- **WHAT IS NEEDED**
Once the pictures are set aside, transcribe the remaining data exactly.

- **Stored records**
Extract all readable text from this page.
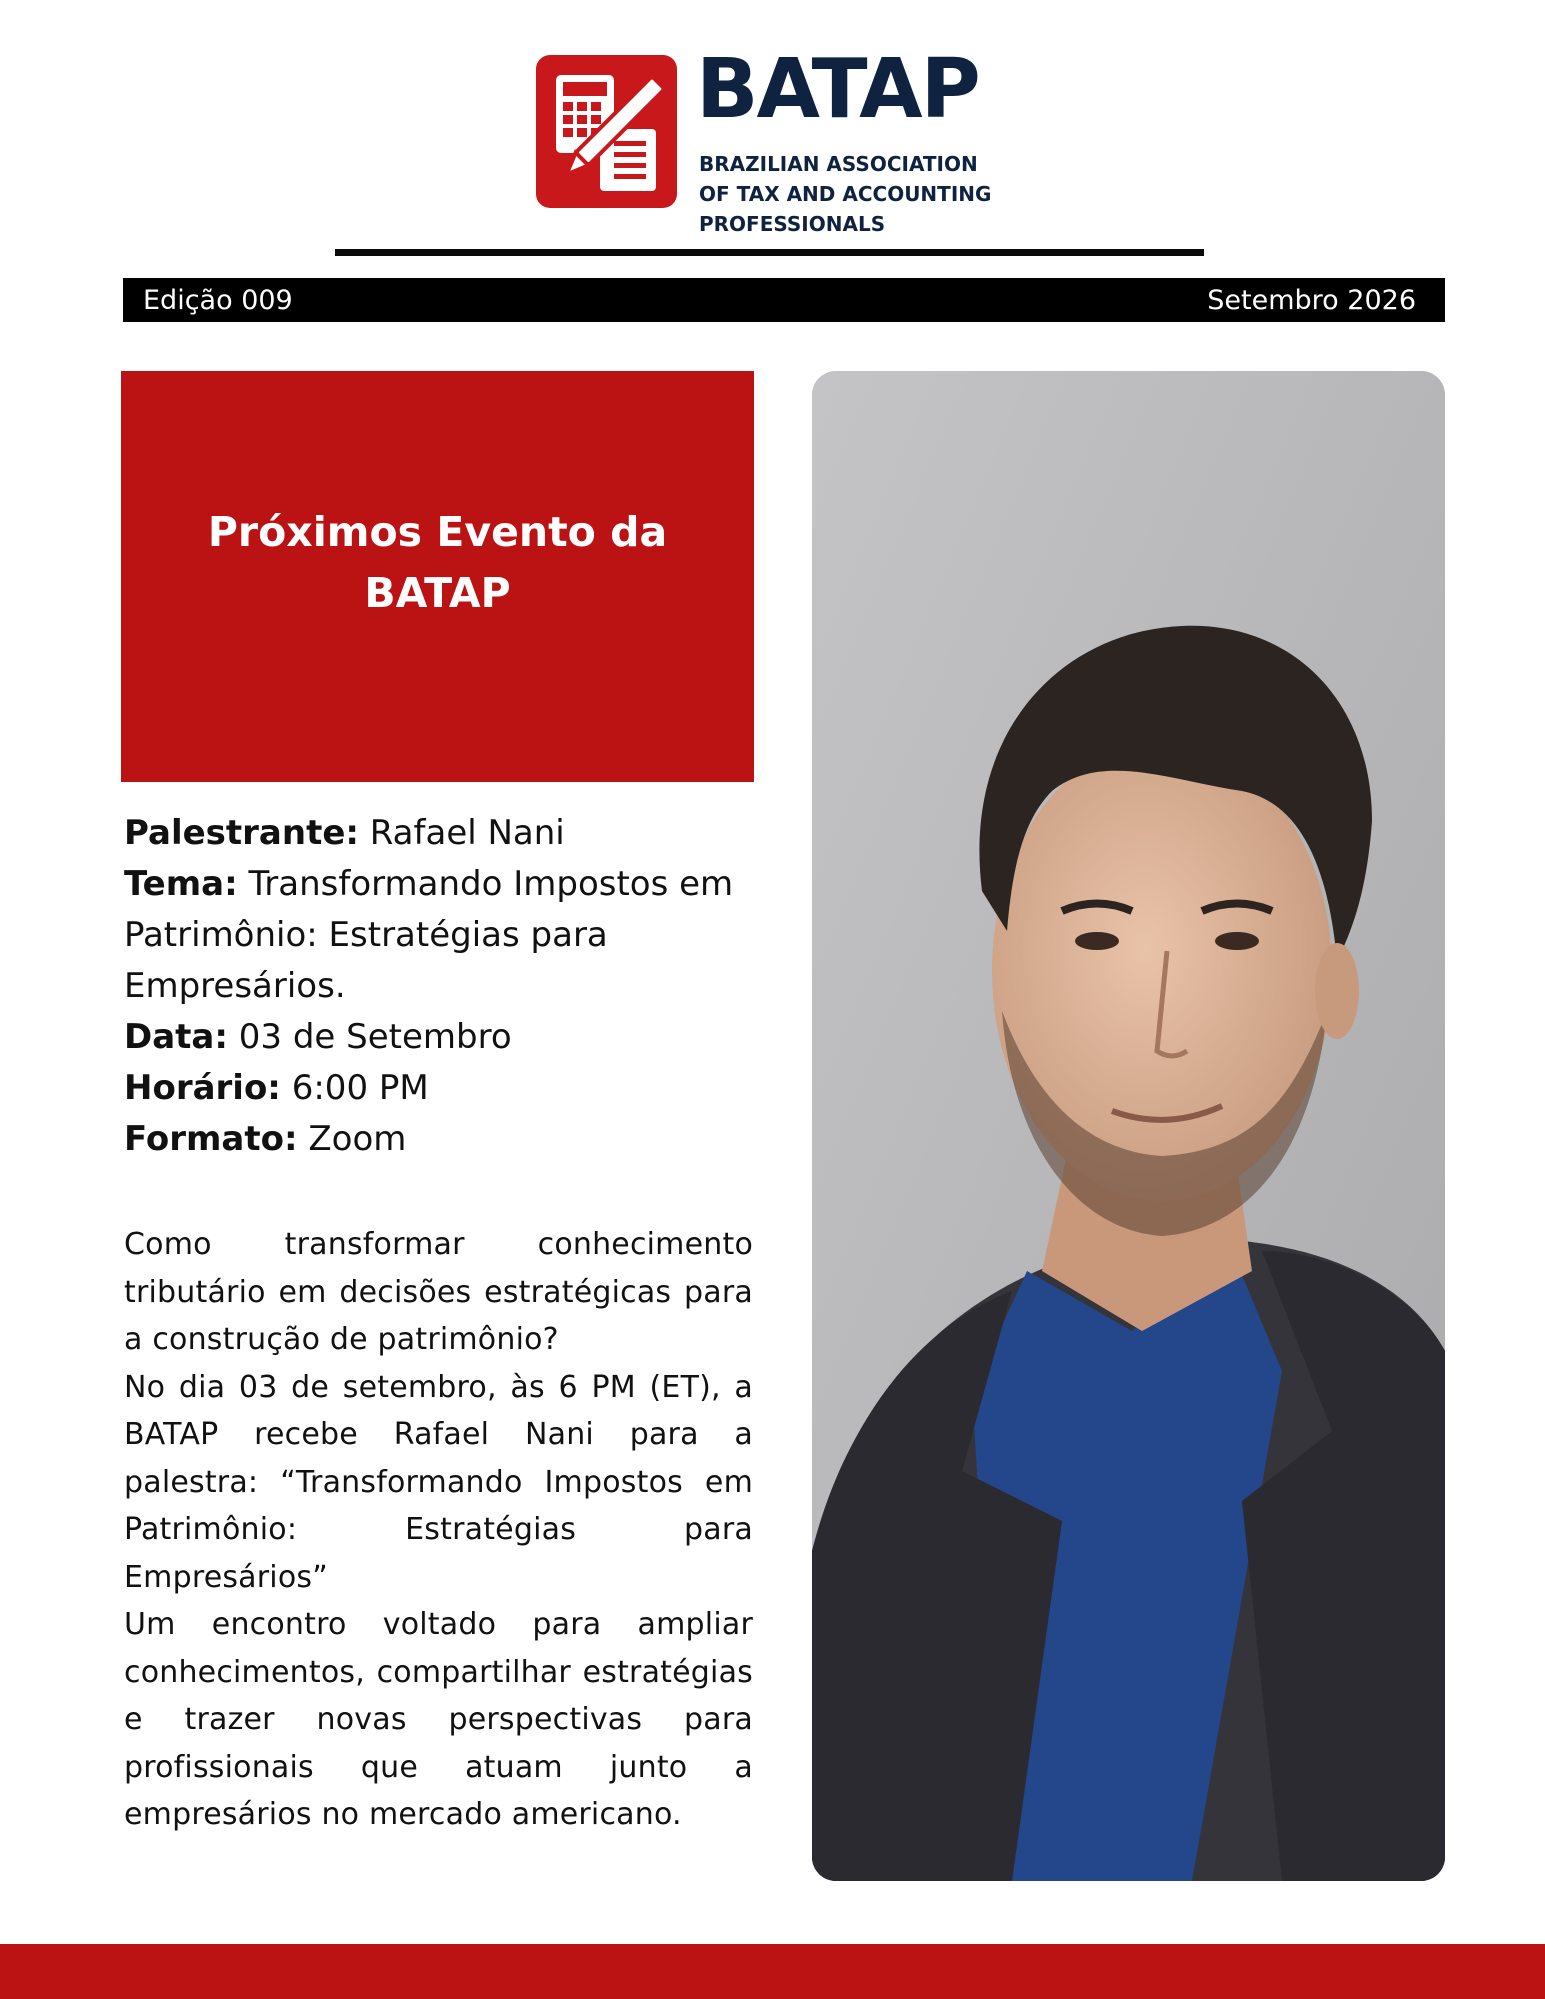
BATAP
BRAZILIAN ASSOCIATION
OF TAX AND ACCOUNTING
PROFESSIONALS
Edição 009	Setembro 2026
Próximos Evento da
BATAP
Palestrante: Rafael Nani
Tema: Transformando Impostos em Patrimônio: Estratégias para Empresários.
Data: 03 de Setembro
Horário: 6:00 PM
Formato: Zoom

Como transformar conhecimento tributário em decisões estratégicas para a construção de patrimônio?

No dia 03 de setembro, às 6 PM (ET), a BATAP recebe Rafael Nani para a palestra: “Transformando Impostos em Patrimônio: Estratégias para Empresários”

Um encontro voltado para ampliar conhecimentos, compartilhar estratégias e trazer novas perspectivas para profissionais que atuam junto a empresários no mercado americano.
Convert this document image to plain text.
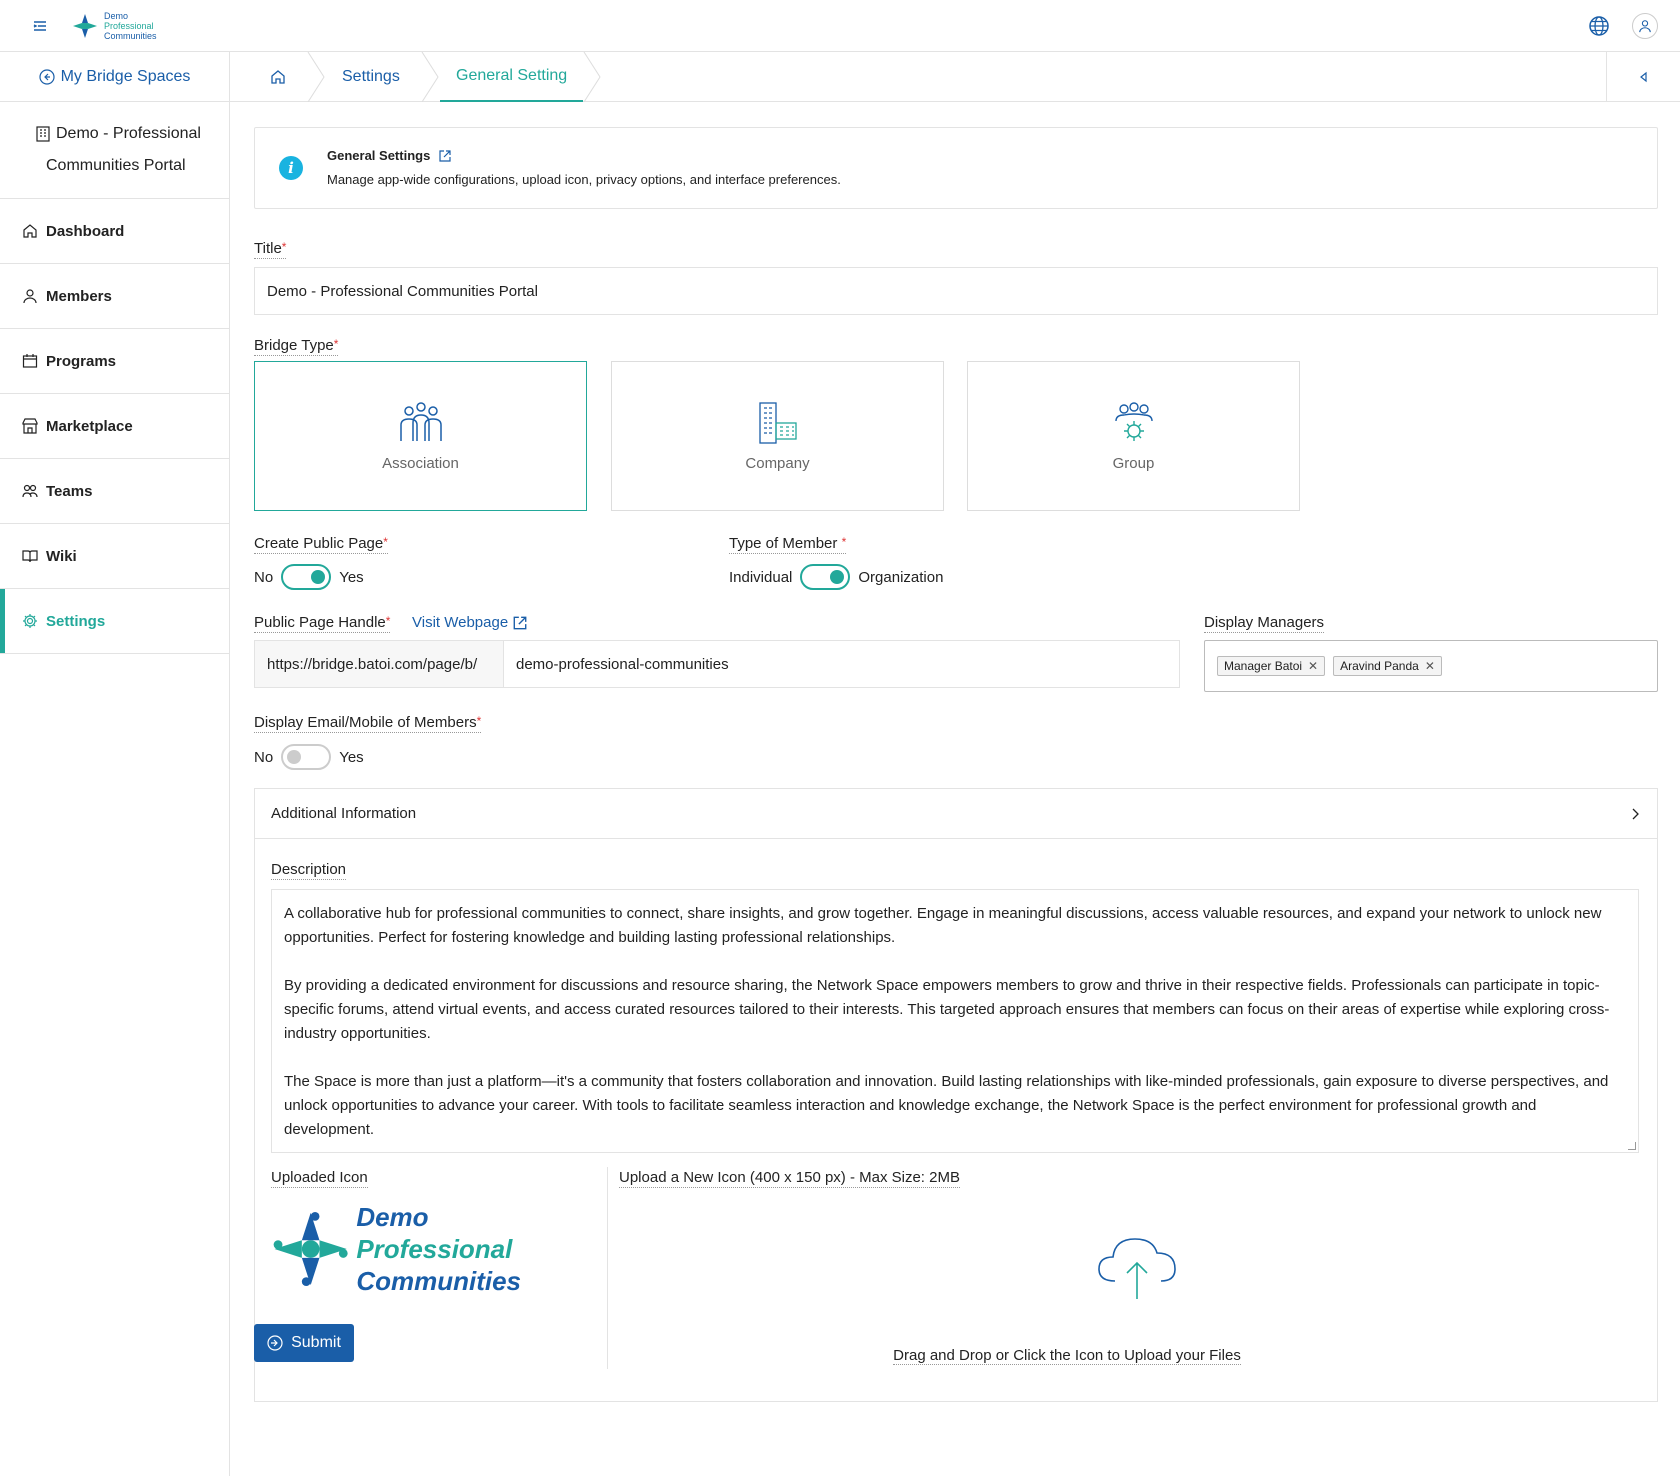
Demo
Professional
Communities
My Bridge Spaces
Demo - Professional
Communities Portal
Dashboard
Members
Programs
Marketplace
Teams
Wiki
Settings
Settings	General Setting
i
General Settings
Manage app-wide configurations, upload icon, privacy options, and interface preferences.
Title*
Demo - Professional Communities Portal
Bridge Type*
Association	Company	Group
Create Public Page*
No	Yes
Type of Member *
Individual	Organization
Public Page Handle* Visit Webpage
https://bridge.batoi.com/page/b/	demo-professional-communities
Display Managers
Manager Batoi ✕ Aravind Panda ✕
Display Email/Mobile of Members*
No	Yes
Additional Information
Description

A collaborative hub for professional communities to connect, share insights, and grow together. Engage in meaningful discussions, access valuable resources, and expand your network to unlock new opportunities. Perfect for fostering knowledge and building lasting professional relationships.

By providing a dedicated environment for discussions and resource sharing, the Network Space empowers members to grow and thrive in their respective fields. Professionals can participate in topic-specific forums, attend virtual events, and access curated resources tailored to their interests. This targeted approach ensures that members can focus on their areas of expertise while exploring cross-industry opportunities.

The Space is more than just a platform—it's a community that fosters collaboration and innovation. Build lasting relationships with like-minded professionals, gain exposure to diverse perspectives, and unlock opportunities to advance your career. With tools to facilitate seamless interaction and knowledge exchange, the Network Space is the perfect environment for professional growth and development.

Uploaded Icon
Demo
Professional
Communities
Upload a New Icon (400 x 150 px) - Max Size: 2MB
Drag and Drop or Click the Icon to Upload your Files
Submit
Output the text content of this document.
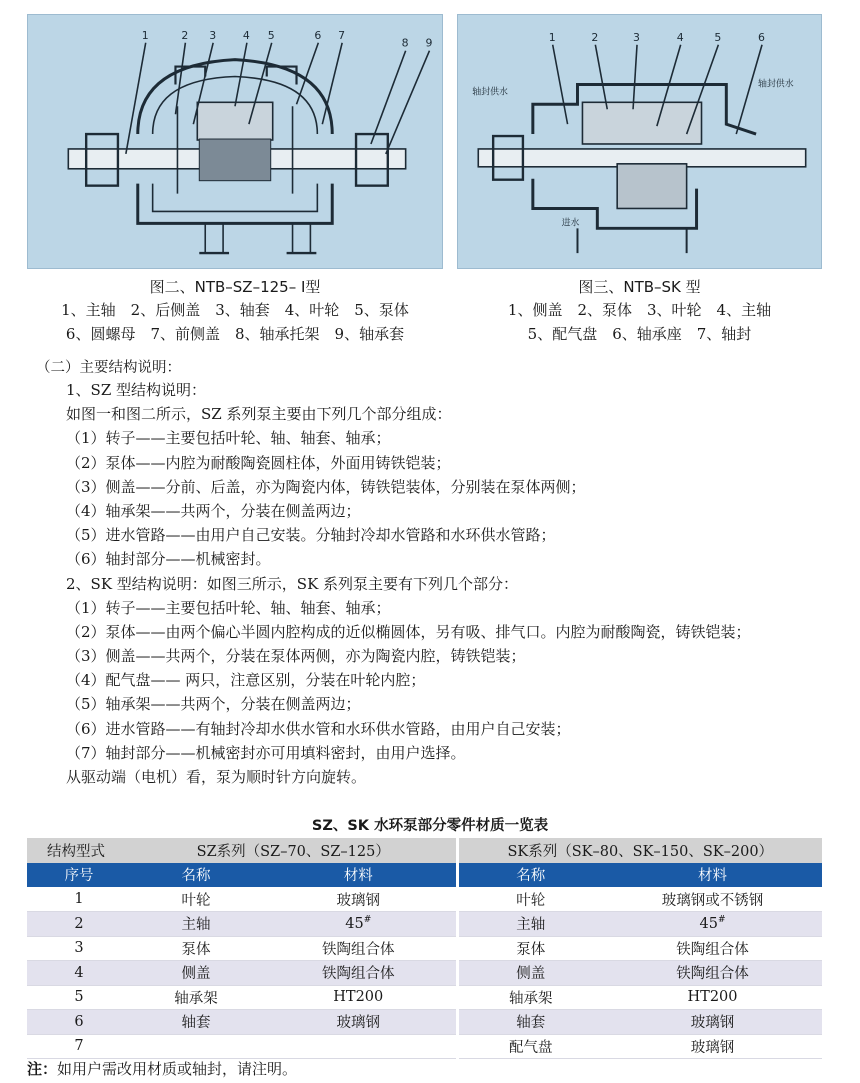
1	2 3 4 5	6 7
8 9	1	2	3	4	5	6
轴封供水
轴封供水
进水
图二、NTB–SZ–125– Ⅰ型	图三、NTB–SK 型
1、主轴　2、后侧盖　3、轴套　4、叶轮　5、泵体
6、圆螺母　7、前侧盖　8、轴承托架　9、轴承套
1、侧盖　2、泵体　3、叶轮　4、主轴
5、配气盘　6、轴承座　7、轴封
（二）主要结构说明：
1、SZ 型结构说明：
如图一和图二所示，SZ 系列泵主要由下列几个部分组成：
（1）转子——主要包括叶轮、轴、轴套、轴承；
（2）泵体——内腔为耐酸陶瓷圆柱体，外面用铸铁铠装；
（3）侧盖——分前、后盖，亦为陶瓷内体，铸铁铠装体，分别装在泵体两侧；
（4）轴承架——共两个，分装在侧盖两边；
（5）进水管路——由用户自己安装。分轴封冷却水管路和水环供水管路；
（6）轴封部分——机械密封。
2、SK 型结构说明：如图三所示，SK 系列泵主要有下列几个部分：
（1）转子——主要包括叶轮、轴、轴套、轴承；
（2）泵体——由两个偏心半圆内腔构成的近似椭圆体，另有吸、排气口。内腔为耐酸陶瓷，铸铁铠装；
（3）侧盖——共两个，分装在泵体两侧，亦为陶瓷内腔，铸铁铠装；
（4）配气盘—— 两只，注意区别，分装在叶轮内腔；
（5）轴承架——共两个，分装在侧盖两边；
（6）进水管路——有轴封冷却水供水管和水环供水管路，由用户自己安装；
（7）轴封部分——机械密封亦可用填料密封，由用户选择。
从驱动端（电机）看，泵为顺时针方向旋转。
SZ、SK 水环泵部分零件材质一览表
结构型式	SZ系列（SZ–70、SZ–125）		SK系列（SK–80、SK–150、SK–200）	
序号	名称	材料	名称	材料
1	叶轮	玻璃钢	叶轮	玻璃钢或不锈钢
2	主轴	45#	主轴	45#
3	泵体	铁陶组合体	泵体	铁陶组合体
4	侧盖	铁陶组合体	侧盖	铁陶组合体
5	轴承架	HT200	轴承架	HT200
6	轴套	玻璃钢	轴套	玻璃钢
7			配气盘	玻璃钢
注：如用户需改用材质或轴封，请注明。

- **COMPLETE RESPONSE**
Extract all readable text from this page.
BATAP
BRAZILIAN ASSOCIATION
OF TAX AND ACCOUNTING
PROFESSIONALS
Edição 009	Setembro 2026
Próximos Evento da
BATAP
Palestrante: Rafael Nani
Tema: Transformando Impostos em Patrimônio: Estratégias para Empresários.
Data: 03 de Setembro
Horário: 6:00 PM
Formato: Zoom

Como transformar conhecimento tributário em decisões estratégicas para a construção de patrimônio?

No dia 03 de setembro, às 6 PM (ET), a BATAP recebe Rafael Nani para a palestra: “Transformando Impostos em Patrimônio: Estratégias para Empresários”

Um encontro voltado para ampliar conhecimentos, compartilhar estratégias e trazer novas perspectivas para profissionais que atuam junto a empresários no mercado americano.
Convert this document image to plain text.
Demo
Professional
Communities
My Bridge Spaces
Demo - Professional
Communities Portal
Dashboard
Members
Programs
Marketplace
Teams
Wiki
Settings
Settings	General Setting
i
General Settings
Manage app-wide configurations, upload icon, privacy options, and interface preferences.
Title*
Demo - Professional Communities Portal
Bridge Type*
Association	Company	Group
Create Public Page*
No	Yes
Type of Member *
Individual	Organization
Public Page Handle* Visit Webpage
https://bridge.batoi.com/page/b/	demo-professional-communities
Display Managers
Manager Batoi ✕ Aravind Panda ✕
Display Email/Mobile of Members*
No	Yes
Additional Information
Description

A collaborative hub for professional communities to connect, share insights, and grow together. Engage in meaningful discussions, access valuable resources, and expand your network to unlock new opportunities. Perfect for fostering knowledge and building lasting professional relationships.

By providing a dedicated environment for discussions and resource sharing, the Network Space empowers members to grow and thrive in their respective fields. Professionals can participate in topic-specific forums, attend virtual events, and access curated resources tailored to their interests. This targeted approach ensures that members can focus on their areas of expertise while exploring cross-industry opportunities.

The Space is more than just a platform—it's a community that fosters collaboration and innovation. Build lasting relationships with like-minded professionals, gain exposure to diverse perspectives, and unlock opportunities to advance your career. With tools to facilitate seamless interaction and knowledge exchange, the Network Space is the perfect environment for professional growth and development.

Uploaded Icon
Demo
Professional
Communities
Upload a New Icon (400 x 150 px) - Max Size: 2MB
Drag and Drop or Click the Icon to Upload your Files
Submit
Output the text content of this document.
1	2 3 4 5	6 7
8 9	1	2	3	4	5	6
轴封供水
轴封供水
进水
图二、NTB–SZ–125– Ⅰ型	图三、NTB–SK 型
1、主轴　2、后侧盖　3、轴套　4、叶轮　5、泵体
6、圆螺母　7、前侧盖　8、轴承托架　9、轴承套
1、侧盖　2、泵体　3、叶轮　4、主轴
5、配气盘　6、轴承座　7、轴封
（二）主要结构说明：
1、SZ 型结构说明：
如图一和图二所示，SZ 系列泵主要由下列几个部分组成：
（1）转子——主要包括叶轮、轴、轴套、轴承；
（2）泵体——内腔为耐酸陶瓷圆柱体，外面用铸铁铠装；
（3）侧盖——分前、后盖，亦为陶瓷内体，铸铁铠装体，分别装在泵体两侧；
（4）轴承架——共两个，分装在侧盖两边；
（5）进水管路——由用户自己安装。分轴封冷却水管路和水环供水管路；
（6）轴封部分——机械密封。
2、SK 型结构说明：如图三所示，SK 系列泵主要有下列几个部分：
（1）转子——主要包括叶轮、轴、轴套、轴承；
（2）泵体——由两个偏心半圆内腔构成的近似椭圆体，另有吸、排气口。内腔为耐酸陶瓷，铸铁铠装；
（3）侧盖——共两个，分装在泵体两侧，亦为陶瓷内腔，铸铁铠装；
（4）配气盘—— 两只，注意区别，分装在叶轮内腔；
（5）轴承架——共两个，分装在侧盖两边；
（6）进水管路——有轴封冷却水供水管和水环供水管路，由用户自己安装；
（7）轴封部分——机械密封亦可用填料密封，由用户选择。
从驱动端（电机）看，泵为顺时针方向旋转。
SZ、SK 水环泵部分零件材质一览表
结构型式	SZ系列（SZ–70、SZ–125）		SK系列（SK–80、SK–150、SK–200）	
序号	名称	材料	名称	材料
1	叶轮	玻璃钢	叶轮	玻璃钢或不锈钢
2	主轴	45#	主轴	45#
3	泵体	铁陶组合体	泵体	铁陶组合体
4	侧盖	铁陶组合体	侧盖	铁陶组合体
5	轴承架	HT200	轴承架	HT200
6	轴套	玻璃钢	轴套	玻璃钢
7			配气盘	玻璃钢
注：如用户需改用材质或轴封，请注明。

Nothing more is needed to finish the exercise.